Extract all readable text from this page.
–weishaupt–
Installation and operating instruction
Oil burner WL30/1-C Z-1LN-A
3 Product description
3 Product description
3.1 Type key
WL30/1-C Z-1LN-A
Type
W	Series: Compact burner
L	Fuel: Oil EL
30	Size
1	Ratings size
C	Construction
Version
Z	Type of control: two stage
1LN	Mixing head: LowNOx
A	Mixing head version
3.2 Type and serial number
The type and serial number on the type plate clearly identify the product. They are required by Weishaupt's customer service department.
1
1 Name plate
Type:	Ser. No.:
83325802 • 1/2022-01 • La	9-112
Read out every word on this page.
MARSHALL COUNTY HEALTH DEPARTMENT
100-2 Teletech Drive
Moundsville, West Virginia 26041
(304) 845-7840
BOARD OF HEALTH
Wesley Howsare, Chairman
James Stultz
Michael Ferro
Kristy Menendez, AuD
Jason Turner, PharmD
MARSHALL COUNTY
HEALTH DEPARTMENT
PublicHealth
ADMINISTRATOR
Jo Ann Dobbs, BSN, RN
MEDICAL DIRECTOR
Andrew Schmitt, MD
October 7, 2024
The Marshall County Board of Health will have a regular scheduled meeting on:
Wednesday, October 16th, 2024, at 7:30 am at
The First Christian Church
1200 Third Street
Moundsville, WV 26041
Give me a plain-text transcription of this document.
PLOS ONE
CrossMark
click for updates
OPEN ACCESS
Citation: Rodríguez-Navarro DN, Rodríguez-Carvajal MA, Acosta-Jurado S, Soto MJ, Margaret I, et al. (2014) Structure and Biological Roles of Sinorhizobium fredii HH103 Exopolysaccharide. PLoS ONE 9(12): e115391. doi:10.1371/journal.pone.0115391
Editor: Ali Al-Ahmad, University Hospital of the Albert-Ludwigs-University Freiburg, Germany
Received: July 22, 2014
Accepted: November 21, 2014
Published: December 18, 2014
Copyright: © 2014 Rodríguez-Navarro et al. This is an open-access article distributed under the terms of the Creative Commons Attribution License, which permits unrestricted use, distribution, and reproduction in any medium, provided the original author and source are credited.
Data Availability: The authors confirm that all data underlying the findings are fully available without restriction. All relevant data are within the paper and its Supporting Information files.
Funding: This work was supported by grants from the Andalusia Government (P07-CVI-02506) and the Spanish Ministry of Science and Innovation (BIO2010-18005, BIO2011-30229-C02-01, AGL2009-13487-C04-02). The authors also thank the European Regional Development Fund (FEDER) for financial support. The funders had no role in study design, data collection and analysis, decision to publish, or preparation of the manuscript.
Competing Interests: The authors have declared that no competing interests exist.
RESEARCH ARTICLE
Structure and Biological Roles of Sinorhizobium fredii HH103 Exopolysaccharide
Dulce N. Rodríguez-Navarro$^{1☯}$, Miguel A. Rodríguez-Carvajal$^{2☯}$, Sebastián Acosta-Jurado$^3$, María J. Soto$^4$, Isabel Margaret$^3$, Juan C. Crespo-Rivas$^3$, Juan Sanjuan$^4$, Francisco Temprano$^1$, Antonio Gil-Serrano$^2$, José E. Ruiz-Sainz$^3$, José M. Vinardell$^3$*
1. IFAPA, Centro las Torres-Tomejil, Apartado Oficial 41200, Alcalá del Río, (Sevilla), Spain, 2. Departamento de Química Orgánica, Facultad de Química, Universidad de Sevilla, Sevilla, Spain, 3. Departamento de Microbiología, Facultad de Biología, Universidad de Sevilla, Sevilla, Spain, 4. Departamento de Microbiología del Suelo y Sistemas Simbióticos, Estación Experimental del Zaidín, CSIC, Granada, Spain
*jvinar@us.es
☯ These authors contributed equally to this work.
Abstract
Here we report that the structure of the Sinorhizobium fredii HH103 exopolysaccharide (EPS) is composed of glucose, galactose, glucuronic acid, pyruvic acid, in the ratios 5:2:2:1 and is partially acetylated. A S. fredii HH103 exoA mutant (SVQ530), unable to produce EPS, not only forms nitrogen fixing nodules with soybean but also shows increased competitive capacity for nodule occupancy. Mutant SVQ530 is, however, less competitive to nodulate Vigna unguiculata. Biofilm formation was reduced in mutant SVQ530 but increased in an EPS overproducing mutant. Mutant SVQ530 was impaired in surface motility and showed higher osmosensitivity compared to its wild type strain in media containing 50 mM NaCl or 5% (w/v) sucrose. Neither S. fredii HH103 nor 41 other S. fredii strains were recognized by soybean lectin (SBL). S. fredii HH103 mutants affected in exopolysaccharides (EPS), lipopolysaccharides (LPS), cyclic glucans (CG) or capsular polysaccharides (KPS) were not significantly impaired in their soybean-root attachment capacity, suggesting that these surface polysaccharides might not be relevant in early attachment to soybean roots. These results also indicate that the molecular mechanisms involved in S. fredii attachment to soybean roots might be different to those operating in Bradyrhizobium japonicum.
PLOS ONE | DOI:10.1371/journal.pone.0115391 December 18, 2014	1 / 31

..........

#### WORK INSTRUCTIONS
Return every line above that contains the word "burner".

#### RESPONSE TO THE TASK
Oil burner WL30/1-C Z-1LN-A
W	Series: Compact burner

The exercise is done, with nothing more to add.